--- START OF Records for this exercise ---
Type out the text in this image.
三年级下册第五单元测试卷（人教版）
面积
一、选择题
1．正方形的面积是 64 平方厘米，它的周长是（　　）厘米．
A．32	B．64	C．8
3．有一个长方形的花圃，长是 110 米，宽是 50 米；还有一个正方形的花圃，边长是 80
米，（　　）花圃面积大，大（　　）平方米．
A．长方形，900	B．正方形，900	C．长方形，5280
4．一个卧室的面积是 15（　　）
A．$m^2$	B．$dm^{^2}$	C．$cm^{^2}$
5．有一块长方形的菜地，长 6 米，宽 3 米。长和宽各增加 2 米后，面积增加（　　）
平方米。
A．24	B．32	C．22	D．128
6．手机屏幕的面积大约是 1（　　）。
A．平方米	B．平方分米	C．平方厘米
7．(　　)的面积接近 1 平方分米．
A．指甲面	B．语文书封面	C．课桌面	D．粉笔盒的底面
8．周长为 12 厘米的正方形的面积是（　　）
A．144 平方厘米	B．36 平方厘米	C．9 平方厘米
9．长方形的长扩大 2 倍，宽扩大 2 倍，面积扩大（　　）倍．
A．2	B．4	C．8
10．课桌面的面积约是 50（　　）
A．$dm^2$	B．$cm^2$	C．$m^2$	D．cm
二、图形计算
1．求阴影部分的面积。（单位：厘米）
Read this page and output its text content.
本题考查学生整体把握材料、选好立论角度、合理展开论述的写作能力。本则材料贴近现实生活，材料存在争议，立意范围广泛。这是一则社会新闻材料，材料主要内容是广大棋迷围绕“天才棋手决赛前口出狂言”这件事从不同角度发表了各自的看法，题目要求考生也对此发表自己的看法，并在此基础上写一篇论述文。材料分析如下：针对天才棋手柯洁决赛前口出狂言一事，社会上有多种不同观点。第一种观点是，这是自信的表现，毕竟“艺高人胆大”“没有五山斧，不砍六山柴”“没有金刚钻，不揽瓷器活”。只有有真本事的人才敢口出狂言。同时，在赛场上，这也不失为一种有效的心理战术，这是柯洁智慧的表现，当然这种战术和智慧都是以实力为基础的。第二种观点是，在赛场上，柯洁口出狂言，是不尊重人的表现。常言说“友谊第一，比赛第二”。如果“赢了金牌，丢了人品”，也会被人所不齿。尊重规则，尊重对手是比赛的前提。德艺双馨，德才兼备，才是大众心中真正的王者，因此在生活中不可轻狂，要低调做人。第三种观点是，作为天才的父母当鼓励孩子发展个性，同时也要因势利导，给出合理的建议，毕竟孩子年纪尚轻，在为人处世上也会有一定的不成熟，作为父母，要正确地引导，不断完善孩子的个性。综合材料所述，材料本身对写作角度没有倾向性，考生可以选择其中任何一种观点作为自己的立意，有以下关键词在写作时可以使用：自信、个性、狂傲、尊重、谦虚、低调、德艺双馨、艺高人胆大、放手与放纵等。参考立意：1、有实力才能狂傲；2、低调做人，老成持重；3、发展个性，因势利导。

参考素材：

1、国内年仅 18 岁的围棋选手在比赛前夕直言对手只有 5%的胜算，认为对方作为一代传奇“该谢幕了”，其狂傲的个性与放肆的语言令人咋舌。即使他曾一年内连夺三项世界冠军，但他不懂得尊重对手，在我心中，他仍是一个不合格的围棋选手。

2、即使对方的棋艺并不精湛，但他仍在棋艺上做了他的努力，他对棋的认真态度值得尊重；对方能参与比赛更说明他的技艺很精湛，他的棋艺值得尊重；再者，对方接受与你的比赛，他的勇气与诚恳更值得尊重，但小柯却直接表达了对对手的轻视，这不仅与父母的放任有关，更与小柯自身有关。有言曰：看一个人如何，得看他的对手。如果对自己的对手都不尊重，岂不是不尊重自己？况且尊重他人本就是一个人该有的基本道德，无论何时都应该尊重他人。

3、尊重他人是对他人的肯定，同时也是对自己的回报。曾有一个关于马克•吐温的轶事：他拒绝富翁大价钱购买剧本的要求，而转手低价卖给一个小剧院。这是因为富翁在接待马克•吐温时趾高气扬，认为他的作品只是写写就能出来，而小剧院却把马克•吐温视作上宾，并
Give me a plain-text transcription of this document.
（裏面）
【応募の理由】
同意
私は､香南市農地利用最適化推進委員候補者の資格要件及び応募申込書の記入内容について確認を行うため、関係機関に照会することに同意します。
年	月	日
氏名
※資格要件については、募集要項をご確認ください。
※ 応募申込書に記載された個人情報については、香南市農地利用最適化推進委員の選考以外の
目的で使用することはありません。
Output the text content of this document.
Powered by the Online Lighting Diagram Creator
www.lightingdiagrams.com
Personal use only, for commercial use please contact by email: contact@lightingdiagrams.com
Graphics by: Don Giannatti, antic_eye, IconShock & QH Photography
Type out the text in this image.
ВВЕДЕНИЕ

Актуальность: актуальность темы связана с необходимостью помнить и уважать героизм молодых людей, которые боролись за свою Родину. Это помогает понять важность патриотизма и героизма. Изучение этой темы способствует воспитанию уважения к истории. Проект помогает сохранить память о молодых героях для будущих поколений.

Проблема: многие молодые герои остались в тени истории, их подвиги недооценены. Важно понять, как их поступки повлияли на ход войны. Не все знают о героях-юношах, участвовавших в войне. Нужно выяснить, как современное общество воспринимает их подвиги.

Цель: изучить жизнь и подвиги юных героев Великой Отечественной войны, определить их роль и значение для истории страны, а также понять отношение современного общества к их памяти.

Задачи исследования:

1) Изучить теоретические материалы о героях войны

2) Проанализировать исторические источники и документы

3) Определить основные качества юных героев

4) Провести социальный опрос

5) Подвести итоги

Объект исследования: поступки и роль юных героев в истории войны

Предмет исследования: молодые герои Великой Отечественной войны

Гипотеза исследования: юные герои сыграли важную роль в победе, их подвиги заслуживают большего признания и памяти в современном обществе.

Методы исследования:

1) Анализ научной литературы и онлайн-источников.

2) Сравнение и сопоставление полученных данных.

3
--- END OF Records for this exercise ---
- **The problem**
Quote the material exactly, leaving nothing out.

- **Output**
Type out the text in this image.
三年级下册第五单元测试卷（人教版）
面积
一、选择题
1．正方形的面积是 64 平方厘米，它的周长是（　　）厘米．
A．32	B．64	C．8
3．有一个长方形的花圃，长是 110 米，宽是 50 米；还有一个正方形的花圃，边长是 80
米，（　　）花圃面积大，大（　　）平方米．
A．长方形，900	B．正方形，900	C．长方形，5280
4．一个卧室的面积是 15（　　）
A．$m^2$	B．$dm^{^2}$	C．$cm^{^2}$
5．有一块长方形的菜地，长 6 米，宽 3 米。长和宽各增加 2 米后，面积增加（　　）
平方米。
A．24	B．32	C．22	D．128
6．手机屏幕的面积大约是 1（　　）。
A．平方米	B．平方分米	C．平方厘米
7．(　　)的面积接近 1 平方分米．
A．指甲面	B．语文书封面	C．课桌面	D．粉笔盒的底面
8．周长为 12 厘米的正方形的面积是（　　）
A．144 平方厘米	B．36 平方厘米	C．9 平方厘米
9．长方形的长扩大 2 倍，宽扩大 2 倍，面积扩大（　　）倍．
A．2	B．4	C．8
10．课桌面的面积约是 50（　　）
A．$dm^2$	B．$cm^2$	C．$m^2$	D．cm
二、图形计算
1．求阴影部分的面积。（单位：厘米）
Read this page and output its text content.
本题考查学生整体把握材料、选好立论角度、合理展开论述的写作能力。本则材料贴近现实生活，材料存在争议，立意范围广泛。这是一则社会新闻材料，材料主要内容是广大棋迷围绕“天才棋手决赛前口出狂言”这件事从不同角度发表了各自的看法，题目要求考生也对此发表自己的看法，并在此基础上写一篇论述文。材料分析如下：针对天才棋手柯洁决赛前口出狂言一事，社会上有多种不同观点。第一种观点是，这是自信的表现，毕竟“艺高人胆大”“没有五山斧，不砍六山柴”“没有金刚钻，不揽瓷器活”。只有有真本事的人才敢口出狂言。同时，在赛场上，这也不失为一种有效的心理战术，这是柯洁智慧的表现，当然这种战术和智慧都是以实力为基础的。第二种观点是，在赛场上，柯洁口出狂言，是不尊重人的表现。常言说“友谊第一，比赛第二”。如果“赢了金牌，丢了人品”，也会被人所不齿。尊重规则，尊重对手是比赛的前提。德艺双馨，德才兼备，才是大众心中真正的王者，因此在生活中不可轻狂，要低调做人。第三种观点是，作为天才的父母当鼓励孩子发展个性，同时也要因势利导，给出合理的建议，毕竟孩子年纪尚轻，在为人处世上也会有一定的不成熟，作为父母，要正确地引导，不断完善孩子的个性。综合材料所述，材料本身对写作角度没有倾向性，考生可以选择其中任何一种观点作为自己的立意，有以下关键词在写作时可以使用：自信、个性、狂傲、尊重、谦虚、低调、德艺双馨、艺高人胆大、放手与放纵等。参考立意：1、有实力才能狂傲；2、低调做人，老成持重；3、发展个性，因势利导。

参考素材：

1、国内年仅 18 岁的围棋选手在比赛前夕直言对手只有 5%的胜算，认为对方作为一代传奇“该谢幕了”，其狂傲的个性与放肆的语言令人咋舌。即使他曾一年内连夺三项世界冠军，但他不懂得尊重对手，在我心中，他仍是一个不合格的围棋选手。

2、即使对方的棋艺并不精湛，但他仍在棋艺上做了他的努力，他对棋的认真态度值得尊重；对方能参与比赛更说明他的技艺很精湛，他的棋艺值得尊重；再者，对方接受与你的比赛，他的勇气与诚恳更值得尊重，但小柯却直接表达了对对手的轻视，这不仅与父母的放任有关，更与小柯自身有关。有言曰：看一个人如何，得看他的对手。如果对自己的对手都不尊重，岂不是不尊重自己？况且尊重他人本就是一个人该有的基本道德，无论何时都应该尊重他人。

3、尊重他人是对他人的肯定，同时也是对自己的回报。曾有一个关于马克•吐温的轶事：他拒绝富翁大价钱购买剧本的要求，而转手低价卖给一个小剧院。这是因为富翁在接待马克•吐温时趾高气扬，认为他的作品只是写写就能出来，而小剧院却把马克•吐温视作上宾，并
Give me a plain-text transcription of this document.
（裏面）
【応募の理由】
同意
私は､香南市農地利用最適化推進委員候補者の資格要件及び応募申込書の記入内容について確認を行うため、関係機関に照会することに同意します。
年	月	日
氏名
※資格要件については、募集要項をご確認ください。
※ 応募申込書に記載された個人情報については、香南市農地利用最適化推進委員の選考以外の
目的で使用することはありません。
Output the text content of this document.
Powered by the Online Lighting Diagram Creator
www.lightingdiagrams.com
Personal use only, for commercial use please contact by email: contact@lightingdiagrams.com
Graphics by: Don Giannatti, antic_eye, IconShock & QH Photography
Type out the text in this image.
ВВЕДЕНИЕ

Актуальность: актуальность темы связана с необходимостью помнить и уважать героизм молодых людей, которые боролись за свою Родину. Это помогает понять важность патриотизма и героизма. Изучение этой темы способствует воспитанию уважения к истории. Проект помогает сохранить память о молодых героях для будущих поколений.

Проблема: многие молодые герои остались в тени истории, их подвиги недооценены. Важно понять, как их поступки повлияли на ход войны. Не все знают о героях-юношах, участвовавших в войне. Нужно выяснить, как современное общество воспринимает их подвиги.

Цель: изучить жизнь и подвиги юных героев Великой Отечественной войны, определить их роль и значение для истории страны, а также понять отношение современного общества к их памяти.

Задачи исследования:

1) Изучить теоретические материалы о героях войны

2) Проанализировать исторические источники и документы

3) Определить основные качества юных героев

4) Провести социальный опрос

5) Подвести итоги

Объект исследования: поступки и роль юных героев в истории войны

Предмет исследования: молодые герои Великой Отечественной войны

Гипотеза исследования: юные герои сыграли важную роль в победе, их подвиги заслуживают большего признания и памяти в современном обществе.

Методы исследования:

1) Анализ научной литературы и онлайн-источников.

2) Сравнение и сопоставление полученных данных.

3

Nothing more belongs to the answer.